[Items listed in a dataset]
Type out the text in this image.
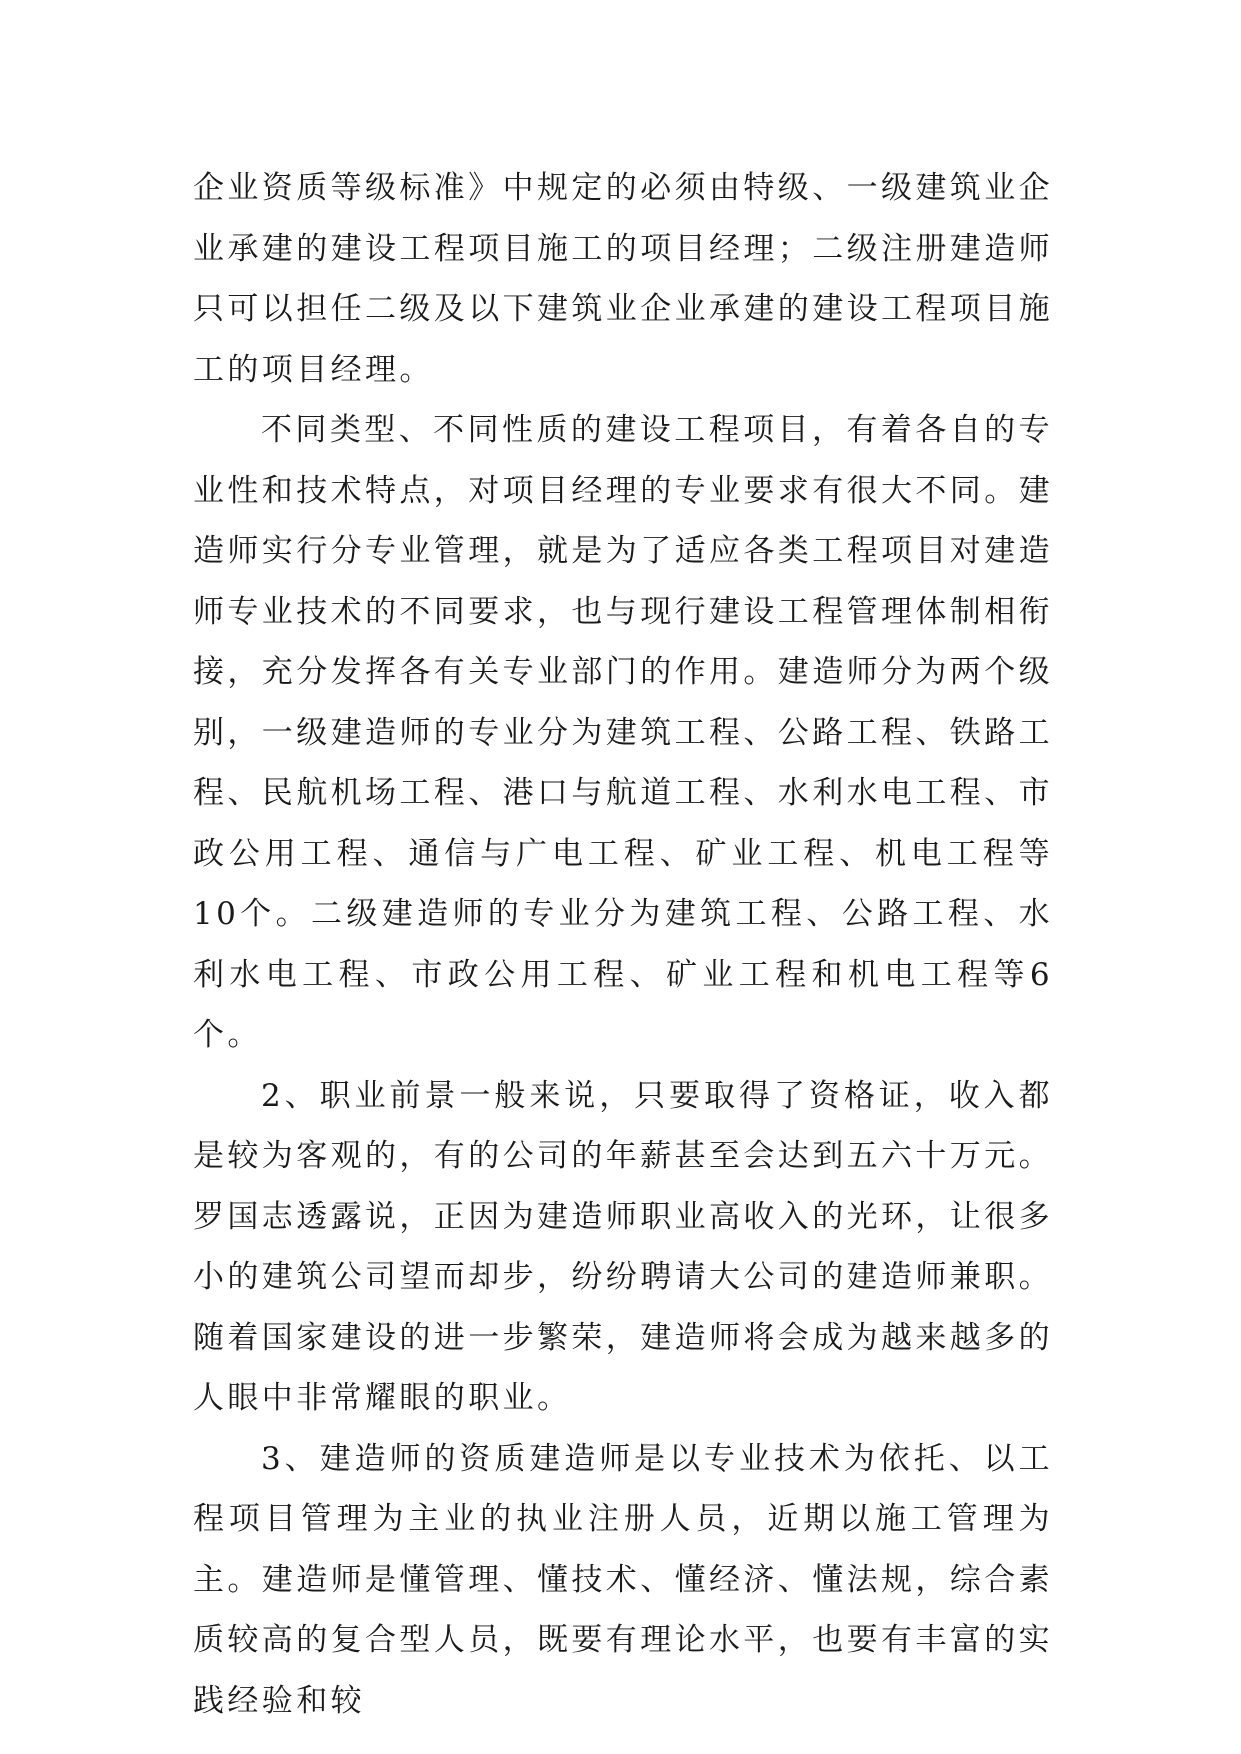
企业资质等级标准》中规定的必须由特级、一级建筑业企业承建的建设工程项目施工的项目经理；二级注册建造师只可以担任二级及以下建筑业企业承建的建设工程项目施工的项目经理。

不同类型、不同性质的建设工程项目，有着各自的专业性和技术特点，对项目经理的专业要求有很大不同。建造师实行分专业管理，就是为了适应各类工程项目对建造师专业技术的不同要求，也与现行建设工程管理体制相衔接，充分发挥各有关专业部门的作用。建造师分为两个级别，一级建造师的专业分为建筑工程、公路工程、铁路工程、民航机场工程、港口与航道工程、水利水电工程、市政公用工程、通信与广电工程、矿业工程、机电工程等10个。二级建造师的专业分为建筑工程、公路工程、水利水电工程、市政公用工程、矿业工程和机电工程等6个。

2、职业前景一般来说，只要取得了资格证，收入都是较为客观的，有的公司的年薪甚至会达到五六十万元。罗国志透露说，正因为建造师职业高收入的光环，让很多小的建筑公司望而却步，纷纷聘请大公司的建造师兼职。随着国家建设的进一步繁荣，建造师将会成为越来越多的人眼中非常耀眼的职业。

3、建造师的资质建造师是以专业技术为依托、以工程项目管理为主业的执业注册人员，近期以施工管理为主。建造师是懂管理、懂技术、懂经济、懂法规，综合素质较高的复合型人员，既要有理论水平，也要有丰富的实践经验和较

→ **What this task involves**
Write out the entries above verbatim; the pictures do not belong in your copy.

→ **Response below**
Type out the text in this image.
企业资质等级标准》中规定的必须由特级、一级建筑业企业承建的建设工程项目施工的项目经理；二级注册建造师只可以担任二级及以下建筑业企业承建的建设工程项目施工的项目经理。

不同类型、不同性质的建设工程项目，有着各自的专业性和技术特点，对项目经理的专业要求有很大不同。建造师实行分专业管理，就是为了适应各类工程项目对建造师专业技术的不同要求，也与现行建设工程管理体制相衔接，充分发挥各有关专业部门的作用。建造师分为两个级别，一级建造师的专业分为建筑工程、公路工程、铁路工程、民航机场工程、港口与航道工程、水利水电工程、市政公用工程、通信与广电工程、矿业工程、机电工程等10个。二级建造师的专业分为建筑工程、公路工程、水利水电工程、市政公用工程、矿业工程和机电工程等6个。

2、职业前景一般来说，只要取得了资格证，收入都是较为客观的，有的公司的年薪甚至会达到五六十万元。罗国志透露说，正因为建造师职业高收入的光环，让很多小的建筑公司望而却步，纷纷聘请大公司的建造师兼职。随着国家建设的进一步繁荣，建造师将会成为越来越多的人眼中非常耀眼的职业。

3、建造师的资质建造师是以专业技术为依托、以工程项目管理为主业的执业注册人员，近期以施工管理为主。建造师是懂管理、懂技术、懂经济、懂法规，综合素质较高的复合型人员，既要有理论水平，也要有丰富的实践经验和较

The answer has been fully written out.